== Exercise requirements ==
Each record below is to be reproduced without any change.

== Exercise input ==
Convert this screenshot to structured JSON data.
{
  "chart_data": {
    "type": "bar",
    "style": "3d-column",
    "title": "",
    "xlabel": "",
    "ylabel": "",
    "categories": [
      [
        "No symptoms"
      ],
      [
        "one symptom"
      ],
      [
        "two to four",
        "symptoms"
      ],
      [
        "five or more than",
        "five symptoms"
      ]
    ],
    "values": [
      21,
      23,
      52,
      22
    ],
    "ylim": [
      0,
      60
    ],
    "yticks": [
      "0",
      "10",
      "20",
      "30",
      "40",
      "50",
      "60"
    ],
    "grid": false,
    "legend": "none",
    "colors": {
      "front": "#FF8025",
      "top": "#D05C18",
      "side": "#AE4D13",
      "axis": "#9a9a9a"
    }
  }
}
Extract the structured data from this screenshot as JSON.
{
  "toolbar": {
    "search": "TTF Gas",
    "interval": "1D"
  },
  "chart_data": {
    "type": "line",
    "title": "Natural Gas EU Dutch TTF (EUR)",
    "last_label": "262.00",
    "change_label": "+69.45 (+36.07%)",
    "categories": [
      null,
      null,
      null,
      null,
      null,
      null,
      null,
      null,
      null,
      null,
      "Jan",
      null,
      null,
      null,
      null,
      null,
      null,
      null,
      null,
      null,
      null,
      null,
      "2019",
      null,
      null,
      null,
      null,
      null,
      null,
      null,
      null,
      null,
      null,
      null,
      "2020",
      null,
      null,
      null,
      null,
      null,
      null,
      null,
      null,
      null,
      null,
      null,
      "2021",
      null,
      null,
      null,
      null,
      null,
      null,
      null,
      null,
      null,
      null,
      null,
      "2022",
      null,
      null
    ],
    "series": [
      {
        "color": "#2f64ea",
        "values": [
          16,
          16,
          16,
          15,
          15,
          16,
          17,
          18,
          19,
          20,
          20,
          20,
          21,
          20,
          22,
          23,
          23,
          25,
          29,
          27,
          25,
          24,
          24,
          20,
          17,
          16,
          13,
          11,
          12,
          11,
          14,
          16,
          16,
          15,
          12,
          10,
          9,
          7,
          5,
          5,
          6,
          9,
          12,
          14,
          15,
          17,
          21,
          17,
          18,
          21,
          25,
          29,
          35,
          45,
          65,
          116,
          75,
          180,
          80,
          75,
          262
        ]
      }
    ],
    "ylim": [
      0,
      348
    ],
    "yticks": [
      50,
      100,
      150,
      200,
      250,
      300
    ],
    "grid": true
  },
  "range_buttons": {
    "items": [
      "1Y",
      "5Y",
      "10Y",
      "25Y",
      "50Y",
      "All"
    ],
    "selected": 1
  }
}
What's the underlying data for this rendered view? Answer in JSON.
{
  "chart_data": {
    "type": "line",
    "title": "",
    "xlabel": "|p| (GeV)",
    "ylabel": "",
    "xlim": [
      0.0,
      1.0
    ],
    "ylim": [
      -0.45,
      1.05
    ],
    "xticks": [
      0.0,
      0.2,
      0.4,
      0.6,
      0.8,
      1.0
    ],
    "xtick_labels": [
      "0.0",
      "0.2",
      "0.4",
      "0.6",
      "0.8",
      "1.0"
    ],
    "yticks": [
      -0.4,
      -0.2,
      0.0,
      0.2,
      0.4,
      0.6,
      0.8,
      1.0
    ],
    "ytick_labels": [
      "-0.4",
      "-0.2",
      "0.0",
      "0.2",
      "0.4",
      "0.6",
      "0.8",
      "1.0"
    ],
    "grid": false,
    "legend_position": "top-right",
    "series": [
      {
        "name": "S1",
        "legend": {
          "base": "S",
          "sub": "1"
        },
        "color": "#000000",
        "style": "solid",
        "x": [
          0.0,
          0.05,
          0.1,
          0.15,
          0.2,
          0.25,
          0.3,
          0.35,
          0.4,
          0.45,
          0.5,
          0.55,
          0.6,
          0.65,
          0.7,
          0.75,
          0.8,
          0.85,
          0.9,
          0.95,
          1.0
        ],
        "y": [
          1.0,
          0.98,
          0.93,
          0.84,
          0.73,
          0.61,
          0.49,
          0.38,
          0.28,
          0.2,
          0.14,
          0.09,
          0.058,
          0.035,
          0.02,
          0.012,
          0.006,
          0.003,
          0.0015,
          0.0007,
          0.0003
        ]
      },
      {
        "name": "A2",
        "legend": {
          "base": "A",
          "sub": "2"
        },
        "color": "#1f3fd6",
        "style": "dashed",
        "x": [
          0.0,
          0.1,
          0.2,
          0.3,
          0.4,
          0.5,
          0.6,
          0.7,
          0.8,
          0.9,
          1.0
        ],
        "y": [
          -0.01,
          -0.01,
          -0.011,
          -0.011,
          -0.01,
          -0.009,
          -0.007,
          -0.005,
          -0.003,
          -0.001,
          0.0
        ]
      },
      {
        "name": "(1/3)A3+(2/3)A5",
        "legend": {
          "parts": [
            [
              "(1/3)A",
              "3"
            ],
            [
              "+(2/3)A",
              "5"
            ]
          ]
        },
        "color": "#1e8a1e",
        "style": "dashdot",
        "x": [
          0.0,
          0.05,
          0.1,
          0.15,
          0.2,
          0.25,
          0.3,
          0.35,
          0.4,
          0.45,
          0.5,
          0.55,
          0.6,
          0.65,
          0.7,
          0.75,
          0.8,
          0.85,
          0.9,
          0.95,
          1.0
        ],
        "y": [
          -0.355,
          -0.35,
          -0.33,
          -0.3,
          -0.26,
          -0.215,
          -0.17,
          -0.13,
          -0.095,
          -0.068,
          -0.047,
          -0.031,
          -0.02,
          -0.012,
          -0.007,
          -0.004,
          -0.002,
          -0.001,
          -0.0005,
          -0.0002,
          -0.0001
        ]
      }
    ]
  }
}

== Problem solution ==
Convert this screenshot to structured JSON data.
{
  "chart_data": {
    "type": "bar",
    "style": "3d-column",
    "title": "",
    "xlabel": "",
    "ylabel": "",
    "categories": [
      [
        "No symptoms"
      ],
      [
        "one symptom"
      ],
      [
        "two to four",
        "symptoms"
      ],
      [
        "five or more than",
        "five symptoms"
      ]
    ],
    "values": [
      21,
      23,
      52,
      22
    ],
    "ylim": [
      0,
      60
    ],
    "yticks": [
      "0",
      "10",
      "20",
      "30",
      "40",
      "50",
      "60"
    ],
    "grid": false,
    "legend": "none",
    "colors": {
      "front": "#FF8025",
      "top": "#D05C18",
      "side": "#AE4D13",
      "axis": "#9a9a9a"
    }
  }
}
Extract the structured data from this screenshot as JSON.
{
  "toolbar": {
    "search": "TTF Gas",
    "interval": "1D"
  },
  "chart_data": {
    "type": "line",
    "title": "Natural Gas EU Dutch TTF (EUR)",
    "last_label": "262.00",
    "change_label": "+69.45 (+36.07%)",
    "categories": [
      null,
      null,
      null,
      null,
      null,
      null,
      null,
      null,
      null,
      null,
      "Jan",
      null,
      null,
      null,
      null,
      null,
      null,
      null,
      null,
      null,
      null,
      null,
      "2019",
      null,
      null,
      null,
      null,
      null,
      null,
      null,
      null,
      null,
      null,
      null,
      "2020",
      null,
      null,
      null,
      null,
      null,
      null,
      null,
      null,
      null,
      null,
      null,
      "2021",
      null,
      null,
      null,
      null,
      null,
      null,
      null,
      null,
      null,
      null,
      null,
      "2022",
      null,
      null
    ],
    "series": [
      {
        "color": "#2f64ea",
        "values": [
          16,
          16,
          16,
          15,
          15,
          16,
          17,
          18,
          19,
          20,
          20,
          20,
          21,
          20,
          22,
          23,
          23,
          25,
          29,
          27,
          25,
          24,
          24,
          20,
          17,
          16,
          13,
          11,
          12,
          11,
          14,
          16,
          16,
          15,
          12,
          10,
          9,
          7,
          5,
          5,
          6,
          9,
          12,
          14,
          15,
          17,
          21,
          17,
          18,
          21,
          25,
          29,
          35,
          45,
          65,
          116,
          75,
          180,
          80,
          75,
          262
        ]
      }
    ],
    "ylim": [
      0,
      348
    ],
    "yticks": [
      50,
      100,
      150,
      200,
      250,
      300
    ],
    "grid": true
  },
  "range_buttons": {
    "items": [
      "1Y",
      "5Y",
      "10Y",
      "25Y",
      "50Y",
      "All"
    ],
    "selected": 1
  }
}
What's the underlying data for this rendered view? Answer in JSON.
{
  "chart_data": {
    "type": "line",
    "title": "",
    "xlabel": "|p| (GeV)",
    "ylabel": "",
    "xlim": [
      0.0,
      1.0
    ],
    "ylim": [
      -0.45,
      1.05
    ],
    "xticks": [
      0.0,
      0.2,
      0.4,
      0.6,
      0.8,
      1.0
    ],
    "xtick_labels": [
      "0.0",
      "0.2",
      "0.4",
      "0.6",
      "0.8",
      "1.0"
    ],
    "yticks": [
      -0.4,
      -0.2,
      0.0,
      0.2,
      0.4,
      0.6,
      0.8,
      1.0
    ],
    "ytick_labels": [
      "-0.4",
      "-0.2",
      "0.0",
      "0.2",
      "0.4",
      "0.6",
      "0.8",
      "1.0"
    ],
    "grid": false,
    "legend_position": "top-right",
    "series": [
      {
        "name": "S1",
        "legend": {
          "base": "S",
          "sub": "1"
        },
        "color": "#000000",
        "style": "solid",
        "x": [
          0.0,
          0.05,
          0.1,
          0.15,
          0.2,
          0.25,
          0.3,
          0.35,
          0.4,
          0.45,
          0.5,
          0.55,
          0.6,
          0.65,
          0.7,
          0.75,
          0.8,
          0.85,
          0.9,
          0.95,
          1.0
        ],
        "y": [
          1.0,
          0.98,
          0.93,
          0.84,
          0.73,
          0.61,
          0.49,
          0.38,
          0.28,
          0.2,
          0.14,
          0.09,
          0.058,
          0.035,
          0.02,
          0.012,
          0.006,
          0.003,
          0.0015,
          0.0007,
          0.0003
        ]
      },
      {
        "name": "A2",
        "legend": {
          "base": "A",
          "sub": "2"
        },
        "color": "#1f3fd6",
        "style": "dashed",
        "x": [
          0.0,
          0.1,
          0.2,
          0.3,
          0.4,
          0.5,
          0.6,
          0.7,
          0.8,
          0.9,
          1.0
        ],
        "y": [
          -0.01,
          -0.01,
          -0.011,
          -0.011,
          -0.01,
          -0.009,
          -0.007,
          -0.005,
          -0.003,
          -0.001,
          0.0
        ]
      },
      {
        "name": "(1/3)A3+(2/3)A5",
        "legend": {
          "parts": [
            [
              "(1/3)A",
              "3"
            ],
            [
              "+(2/3)A",
              "5"
            ]
          ]
        },
        "color": "#1e8a1e",
        "style": "dashdot",
        "x": [
          0.0,
          0.05,
          0.1,
          0.15,
          0.2,
          0.25,
          0.3,
          0.35,
          0.4,
          0.45,
          0.5,
          0.55,
          0.6,
          0.65,
          0.7,
          0.75,
          0.8,
          0.85,
          0.9,
          0.95,
          1.0
        ],
        "y": [
          -0.355,
          -0.35,
          -0.33,
          -0.3,
          -0.26,
          -0.215,
          -0.17,
          -0.13,
          -0.095,
          -0.068,
          -0.047,
          -0.031,
          -0.02,
          -0.012,
          -0.007,
          -0.004,
          -0.002,
          -0.001,
          -0.0005,
          -0.0002,
          -0.0001
        ]
      }
    ]
  }
}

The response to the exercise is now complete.